(Part of a data file)
======

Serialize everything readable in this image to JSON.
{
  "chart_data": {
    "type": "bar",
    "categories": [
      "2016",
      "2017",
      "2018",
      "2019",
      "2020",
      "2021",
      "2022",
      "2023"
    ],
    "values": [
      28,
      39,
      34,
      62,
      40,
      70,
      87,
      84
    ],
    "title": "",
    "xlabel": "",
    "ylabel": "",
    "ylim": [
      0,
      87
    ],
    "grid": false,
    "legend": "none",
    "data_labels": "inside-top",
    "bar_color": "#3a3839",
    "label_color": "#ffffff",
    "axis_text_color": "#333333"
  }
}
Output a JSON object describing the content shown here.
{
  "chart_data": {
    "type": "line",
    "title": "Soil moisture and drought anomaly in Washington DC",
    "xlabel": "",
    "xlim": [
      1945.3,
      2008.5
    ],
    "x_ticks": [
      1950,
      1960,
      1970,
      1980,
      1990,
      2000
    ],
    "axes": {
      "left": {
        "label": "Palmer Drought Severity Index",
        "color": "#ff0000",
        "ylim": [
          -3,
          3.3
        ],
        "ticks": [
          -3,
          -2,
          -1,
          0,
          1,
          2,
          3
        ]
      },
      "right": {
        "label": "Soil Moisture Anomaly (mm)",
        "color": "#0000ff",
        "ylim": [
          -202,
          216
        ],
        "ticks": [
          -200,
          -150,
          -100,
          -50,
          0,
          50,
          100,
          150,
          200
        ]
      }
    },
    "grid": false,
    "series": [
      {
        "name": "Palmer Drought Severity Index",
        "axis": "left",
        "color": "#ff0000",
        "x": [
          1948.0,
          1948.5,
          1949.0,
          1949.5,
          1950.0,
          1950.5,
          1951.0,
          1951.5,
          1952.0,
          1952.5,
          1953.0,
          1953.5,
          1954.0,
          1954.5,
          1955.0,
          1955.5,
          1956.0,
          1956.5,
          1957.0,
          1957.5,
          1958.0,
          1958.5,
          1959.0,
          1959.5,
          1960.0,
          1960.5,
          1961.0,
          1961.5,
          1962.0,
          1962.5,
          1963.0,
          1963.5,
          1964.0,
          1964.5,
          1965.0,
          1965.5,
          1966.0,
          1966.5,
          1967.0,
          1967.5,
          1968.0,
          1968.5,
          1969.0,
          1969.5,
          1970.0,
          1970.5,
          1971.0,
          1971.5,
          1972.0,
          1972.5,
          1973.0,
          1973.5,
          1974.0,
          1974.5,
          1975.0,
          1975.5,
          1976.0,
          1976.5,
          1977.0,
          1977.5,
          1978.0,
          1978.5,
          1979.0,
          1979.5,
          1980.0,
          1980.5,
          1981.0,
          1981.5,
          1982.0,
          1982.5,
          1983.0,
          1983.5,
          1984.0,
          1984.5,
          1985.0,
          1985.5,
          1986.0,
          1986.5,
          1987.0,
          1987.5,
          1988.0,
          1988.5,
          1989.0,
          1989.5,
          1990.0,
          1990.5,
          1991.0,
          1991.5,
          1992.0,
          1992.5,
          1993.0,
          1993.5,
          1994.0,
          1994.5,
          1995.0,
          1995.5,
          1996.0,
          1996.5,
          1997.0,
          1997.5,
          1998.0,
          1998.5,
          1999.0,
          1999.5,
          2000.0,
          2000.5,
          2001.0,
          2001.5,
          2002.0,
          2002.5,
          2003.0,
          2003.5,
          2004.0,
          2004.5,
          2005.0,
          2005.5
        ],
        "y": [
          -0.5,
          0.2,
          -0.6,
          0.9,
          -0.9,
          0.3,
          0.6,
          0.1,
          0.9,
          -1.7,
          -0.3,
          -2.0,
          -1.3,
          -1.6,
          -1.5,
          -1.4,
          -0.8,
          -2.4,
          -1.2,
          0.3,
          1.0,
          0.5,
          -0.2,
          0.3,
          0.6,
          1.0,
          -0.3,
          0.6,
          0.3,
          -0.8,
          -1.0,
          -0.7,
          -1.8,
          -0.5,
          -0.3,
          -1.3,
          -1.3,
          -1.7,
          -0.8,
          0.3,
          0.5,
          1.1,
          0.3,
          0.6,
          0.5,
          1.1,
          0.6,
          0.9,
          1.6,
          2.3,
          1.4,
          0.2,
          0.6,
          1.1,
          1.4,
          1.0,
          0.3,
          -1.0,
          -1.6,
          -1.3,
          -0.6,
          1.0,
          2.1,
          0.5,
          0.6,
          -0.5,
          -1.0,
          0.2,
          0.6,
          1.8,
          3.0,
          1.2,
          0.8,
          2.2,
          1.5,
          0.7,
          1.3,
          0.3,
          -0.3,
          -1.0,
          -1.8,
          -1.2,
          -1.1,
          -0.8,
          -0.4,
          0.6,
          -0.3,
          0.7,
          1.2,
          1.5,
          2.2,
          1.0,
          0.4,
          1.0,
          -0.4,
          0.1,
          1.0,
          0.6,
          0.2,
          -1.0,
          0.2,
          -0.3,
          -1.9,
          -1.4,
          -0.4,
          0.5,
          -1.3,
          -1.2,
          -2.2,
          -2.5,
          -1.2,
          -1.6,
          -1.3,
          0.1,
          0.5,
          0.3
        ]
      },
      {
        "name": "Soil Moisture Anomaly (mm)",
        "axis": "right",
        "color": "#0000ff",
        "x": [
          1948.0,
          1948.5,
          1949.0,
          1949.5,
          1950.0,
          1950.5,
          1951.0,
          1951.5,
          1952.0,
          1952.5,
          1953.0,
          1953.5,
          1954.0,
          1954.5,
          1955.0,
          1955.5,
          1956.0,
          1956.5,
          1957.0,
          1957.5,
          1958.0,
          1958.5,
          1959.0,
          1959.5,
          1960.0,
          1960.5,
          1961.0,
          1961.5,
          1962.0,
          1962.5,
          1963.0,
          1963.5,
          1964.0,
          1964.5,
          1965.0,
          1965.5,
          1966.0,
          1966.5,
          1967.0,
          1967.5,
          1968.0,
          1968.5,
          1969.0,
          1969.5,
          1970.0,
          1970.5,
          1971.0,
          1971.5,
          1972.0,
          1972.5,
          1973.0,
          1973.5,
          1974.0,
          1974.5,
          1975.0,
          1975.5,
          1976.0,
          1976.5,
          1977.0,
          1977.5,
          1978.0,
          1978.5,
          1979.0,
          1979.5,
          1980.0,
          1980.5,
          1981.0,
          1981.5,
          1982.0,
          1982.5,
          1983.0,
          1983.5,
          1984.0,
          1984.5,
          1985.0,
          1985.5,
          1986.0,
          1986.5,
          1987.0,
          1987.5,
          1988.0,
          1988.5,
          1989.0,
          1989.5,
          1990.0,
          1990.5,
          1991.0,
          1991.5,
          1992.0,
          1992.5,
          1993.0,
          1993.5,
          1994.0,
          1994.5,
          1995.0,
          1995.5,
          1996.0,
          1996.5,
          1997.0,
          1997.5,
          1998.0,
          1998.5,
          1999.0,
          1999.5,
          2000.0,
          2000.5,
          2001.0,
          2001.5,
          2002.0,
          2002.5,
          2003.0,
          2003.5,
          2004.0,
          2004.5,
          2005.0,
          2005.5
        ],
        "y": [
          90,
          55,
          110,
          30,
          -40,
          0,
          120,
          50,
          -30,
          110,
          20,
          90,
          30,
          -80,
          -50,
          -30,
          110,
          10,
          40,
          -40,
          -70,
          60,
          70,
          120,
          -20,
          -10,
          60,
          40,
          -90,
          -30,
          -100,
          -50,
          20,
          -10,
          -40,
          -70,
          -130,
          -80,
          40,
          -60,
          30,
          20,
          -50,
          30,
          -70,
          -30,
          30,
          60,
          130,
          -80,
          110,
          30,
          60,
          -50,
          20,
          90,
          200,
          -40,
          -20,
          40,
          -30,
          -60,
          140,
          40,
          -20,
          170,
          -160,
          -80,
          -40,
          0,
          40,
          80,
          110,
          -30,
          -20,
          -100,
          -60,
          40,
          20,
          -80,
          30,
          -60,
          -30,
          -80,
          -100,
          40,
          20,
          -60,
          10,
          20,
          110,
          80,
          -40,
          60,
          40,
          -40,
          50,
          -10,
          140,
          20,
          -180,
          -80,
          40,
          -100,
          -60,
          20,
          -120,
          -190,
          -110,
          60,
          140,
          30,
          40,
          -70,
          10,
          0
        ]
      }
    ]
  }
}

======

* **OBJECTIVE**: Point out every line holding the string "Soil" and copy it.

* **ANSWER TO THE TASK**:
    "title": "Soil moisture and drought anomaly in Washington DC",
        "label": "Soil Moisture Anomaly (mm)",
        "name": "Soil Moisture Anomaly (mm)",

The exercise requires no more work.